● **WHAT YOU HAVE TO DO**
Scan the records below. List lines holding "April".

● **ENTRIES**
• • • • • • •

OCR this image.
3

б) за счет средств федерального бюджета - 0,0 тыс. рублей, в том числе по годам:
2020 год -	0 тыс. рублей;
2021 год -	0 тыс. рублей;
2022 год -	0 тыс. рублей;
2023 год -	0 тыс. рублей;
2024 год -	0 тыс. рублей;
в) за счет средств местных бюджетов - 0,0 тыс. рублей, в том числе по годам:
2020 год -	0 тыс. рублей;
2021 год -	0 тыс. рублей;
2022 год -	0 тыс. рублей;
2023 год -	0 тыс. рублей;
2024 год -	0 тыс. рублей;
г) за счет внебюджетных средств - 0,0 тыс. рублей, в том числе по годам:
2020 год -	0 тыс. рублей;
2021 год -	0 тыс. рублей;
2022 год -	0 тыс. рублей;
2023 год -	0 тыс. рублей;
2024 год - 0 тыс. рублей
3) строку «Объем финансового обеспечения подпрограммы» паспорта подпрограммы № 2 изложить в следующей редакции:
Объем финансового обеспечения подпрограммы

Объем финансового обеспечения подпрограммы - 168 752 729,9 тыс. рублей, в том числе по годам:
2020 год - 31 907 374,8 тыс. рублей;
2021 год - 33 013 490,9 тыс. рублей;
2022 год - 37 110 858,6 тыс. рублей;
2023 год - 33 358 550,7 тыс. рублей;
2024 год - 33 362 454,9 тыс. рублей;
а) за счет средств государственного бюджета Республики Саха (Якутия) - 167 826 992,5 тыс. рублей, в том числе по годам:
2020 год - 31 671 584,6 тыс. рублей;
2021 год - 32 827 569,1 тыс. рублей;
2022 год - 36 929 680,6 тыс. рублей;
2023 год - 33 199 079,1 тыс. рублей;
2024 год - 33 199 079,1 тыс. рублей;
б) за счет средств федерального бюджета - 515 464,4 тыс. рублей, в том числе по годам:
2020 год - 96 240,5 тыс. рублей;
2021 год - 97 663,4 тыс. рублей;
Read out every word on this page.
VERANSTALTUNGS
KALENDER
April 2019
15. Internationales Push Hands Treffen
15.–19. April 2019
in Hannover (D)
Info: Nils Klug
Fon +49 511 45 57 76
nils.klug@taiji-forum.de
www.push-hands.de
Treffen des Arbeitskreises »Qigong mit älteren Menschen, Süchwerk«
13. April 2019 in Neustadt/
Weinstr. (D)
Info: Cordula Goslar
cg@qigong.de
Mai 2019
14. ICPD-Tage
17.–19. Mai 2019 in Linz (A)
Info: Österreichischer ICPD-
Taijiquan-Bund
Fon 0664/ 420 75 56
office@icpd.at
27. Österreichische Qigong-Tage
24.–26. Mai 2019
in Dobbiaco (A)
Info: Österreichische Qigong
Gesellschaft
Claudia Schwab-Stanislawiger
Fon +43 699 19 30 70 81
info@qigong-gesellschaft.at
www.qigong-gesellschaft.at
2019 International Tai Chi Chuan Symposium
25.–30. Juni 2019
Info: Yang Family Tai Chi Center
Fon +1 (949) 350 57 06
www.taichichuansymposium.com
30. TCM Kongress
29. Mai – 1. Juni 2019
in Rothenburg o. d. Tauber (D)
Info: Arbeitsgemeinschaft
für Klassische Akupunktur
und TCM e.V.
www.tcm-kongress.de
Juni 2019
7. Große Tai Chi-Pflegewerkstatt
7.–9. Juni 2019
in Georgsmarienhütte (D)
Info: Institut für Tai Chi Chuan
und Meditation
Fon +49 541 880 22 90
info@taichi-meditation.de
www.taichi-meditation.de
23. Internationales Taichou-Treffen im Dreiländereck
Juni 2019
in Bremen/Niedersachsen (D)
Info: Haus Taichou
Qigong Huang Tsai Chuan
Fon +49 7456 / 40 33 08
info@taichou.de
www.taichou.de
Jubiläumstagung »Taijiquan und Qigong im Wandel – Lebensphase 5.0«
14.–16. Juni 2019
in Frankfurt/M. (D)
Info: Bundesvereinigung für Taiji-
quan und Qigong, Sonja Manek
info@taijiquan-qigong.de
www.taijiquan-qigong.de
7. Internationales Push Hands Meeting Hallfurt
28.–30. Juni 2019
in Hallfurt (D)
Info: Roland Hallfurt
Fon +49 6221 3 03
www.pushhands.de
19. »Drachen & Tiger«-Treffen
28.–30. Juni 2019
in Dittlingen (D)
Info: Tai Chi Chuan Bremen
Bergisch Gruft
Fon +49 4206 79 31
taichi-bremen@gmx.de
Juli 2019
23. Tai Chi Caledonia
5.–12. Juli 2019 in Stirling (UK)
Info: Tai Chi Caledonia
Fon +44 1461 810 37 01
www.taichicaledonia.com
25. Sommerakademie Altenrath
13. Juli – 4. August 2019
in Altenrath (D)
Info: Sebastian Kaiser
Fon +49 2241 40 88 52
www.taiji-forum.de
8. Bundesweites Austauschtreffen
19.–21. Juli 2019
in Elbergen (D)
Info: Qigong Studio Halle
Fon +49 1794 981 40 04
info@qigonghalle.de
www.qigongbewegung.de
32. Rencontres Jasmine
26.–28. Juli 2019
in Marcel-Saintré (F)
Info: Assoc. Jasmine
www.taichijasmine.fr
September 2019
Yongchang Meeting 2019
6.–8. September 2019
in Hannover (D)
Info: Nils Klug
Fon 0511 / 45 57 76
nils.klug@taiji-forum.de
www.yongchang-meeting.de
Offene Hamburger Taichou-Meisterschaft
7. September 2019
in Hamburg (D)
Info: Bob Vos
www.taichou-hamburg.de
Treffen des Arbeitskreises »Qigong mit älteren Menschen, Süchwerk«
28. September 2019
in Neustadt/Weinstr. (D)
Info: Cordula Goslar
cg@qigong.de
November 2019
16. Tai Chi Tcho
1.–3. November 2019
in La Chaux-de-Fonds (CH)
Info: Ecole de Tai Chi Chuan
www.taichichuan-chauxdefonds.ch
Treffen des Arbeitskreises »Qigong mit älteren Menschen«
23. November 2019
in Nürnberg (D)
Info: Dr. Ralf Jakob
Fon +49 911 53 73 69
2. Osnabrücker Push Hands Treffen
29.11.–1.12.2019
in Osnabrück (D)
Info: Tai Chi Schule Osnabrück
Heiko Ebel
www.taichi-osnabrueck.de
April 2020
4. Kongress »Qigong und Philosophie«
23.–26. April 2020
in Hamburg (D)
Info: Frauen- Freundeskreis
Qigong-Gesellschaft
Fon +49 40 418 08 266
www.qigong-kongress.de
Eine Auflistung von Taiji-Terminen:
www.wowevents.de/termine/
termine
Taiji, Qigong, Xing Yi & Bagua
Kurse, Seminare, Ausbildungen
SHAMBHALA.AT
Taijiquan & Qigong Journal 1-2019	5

• • • • • • •

● **TASK RESULT**
April 2019
15.–19. April 2019
13. April 2019 in Neustadt/
April 2020
23.–26. April 2020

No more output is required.